**Instructions for the task:** Show each line that has the string "微生物的基本培养技术" in it.

**The records:**

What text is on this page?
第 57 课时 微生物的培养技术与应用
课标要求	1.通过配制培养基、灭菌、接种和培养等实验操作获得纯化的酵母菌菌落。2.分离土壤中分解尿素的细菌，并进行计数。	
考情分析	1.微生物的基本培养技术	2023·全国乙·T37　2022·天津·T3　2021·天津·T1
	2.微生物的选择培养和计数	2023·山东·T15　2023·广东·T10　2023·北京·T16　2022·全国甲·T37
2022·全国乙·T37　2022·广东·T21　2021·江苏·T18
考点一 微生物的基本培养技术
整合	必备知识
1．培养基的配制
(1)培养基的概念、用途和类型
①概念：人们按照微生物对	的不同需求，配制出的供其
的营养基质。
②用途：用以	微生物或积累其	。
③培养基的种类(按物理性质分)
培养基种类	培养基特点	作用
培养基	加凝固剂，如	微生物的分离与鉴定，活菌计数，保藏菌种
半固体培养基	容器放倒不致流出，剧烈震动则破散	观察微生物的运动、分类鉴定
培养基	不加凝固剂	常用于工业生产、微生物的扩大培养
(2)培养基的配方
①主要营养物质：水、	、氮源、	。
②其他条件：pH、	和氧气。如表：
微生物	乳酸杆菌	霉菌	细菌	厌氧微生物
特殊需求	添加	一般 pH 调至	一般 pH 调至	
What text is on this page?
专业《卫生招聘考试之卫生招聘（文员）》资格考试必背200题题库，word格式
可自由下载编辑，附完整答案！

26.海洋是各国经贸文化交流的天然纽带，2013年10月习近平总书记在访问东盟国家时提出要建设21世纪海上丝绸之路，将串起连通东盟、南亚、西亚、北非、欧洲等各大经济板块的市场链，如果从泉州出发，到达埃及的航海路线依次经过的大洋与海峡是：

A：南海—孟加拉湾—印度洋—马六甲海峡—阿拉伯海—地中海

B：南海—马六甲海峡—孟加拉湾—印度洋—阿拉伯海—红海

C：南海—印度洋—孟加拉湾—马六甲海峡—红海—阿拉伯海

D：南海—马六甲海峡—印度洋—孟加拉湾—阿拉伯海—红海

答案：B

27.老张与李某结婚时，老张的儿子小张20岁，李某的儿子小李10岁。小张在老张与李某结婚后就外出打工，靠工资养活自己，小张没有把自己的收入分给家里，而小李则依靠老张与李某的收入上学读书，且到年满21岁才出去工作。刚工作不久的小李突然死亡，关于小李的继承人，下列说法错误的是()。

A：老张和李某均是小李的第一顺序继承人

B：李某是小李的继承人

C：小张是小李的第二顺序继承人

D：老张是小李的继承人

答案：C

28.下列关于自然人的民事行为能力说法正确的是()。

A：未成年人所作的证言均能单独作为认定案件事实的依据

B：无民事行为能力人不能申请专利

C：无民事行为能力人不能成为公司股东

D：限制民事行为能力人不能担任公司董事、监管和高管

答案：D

**Result:**
考情分析	1.微生物的基本培养技术	2023·全国乙·T37　2022·天津·T3　2021·天津·T1
考点一 微生物的基本培养技术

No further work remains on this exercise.